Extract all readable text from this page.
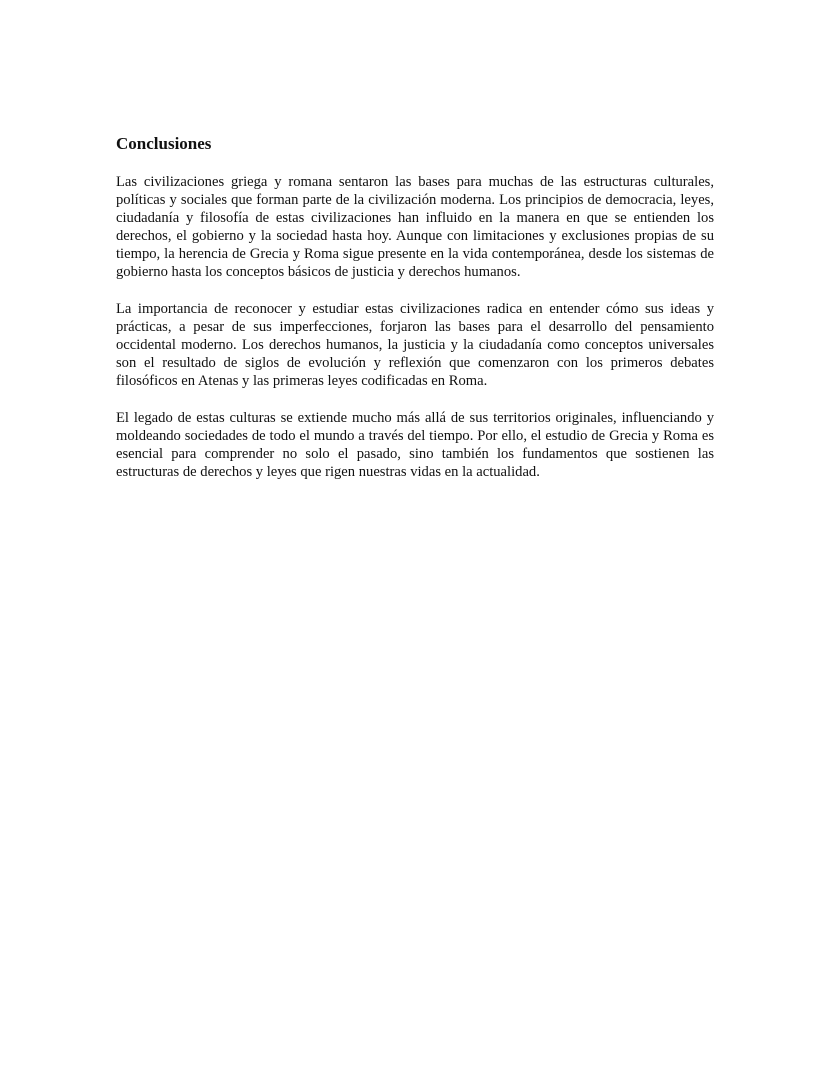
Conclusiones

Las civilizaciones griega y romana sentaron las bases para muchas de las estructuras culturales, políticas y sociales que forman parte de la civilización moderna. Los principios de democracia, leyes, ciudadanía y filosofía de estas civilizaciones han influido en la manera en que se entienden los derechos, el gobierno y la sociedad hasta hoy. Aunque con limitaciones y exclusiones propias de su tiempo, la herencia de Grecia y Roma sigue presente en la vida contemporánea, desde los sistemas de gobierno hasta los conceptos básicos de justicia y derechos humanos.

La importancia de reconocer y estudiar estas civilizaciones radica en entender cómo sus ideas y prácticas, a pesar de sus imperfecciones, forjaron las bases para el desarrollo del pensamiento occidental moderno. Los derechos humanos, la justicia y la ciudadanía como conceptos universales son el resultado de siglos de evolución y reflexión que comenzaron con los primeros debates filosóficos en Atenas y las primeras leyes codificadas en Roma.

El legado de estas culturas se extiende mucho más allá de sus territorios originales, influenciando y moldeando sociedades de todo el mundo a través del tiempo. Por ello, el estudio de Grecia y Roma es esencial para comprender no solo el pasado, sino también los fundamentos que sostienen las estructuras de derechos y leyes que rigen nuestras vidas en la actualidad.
....
> _Exercise details_: Find how many lines in the records contain the string "justicia", then give the number alone.

> _Worked answer_: 2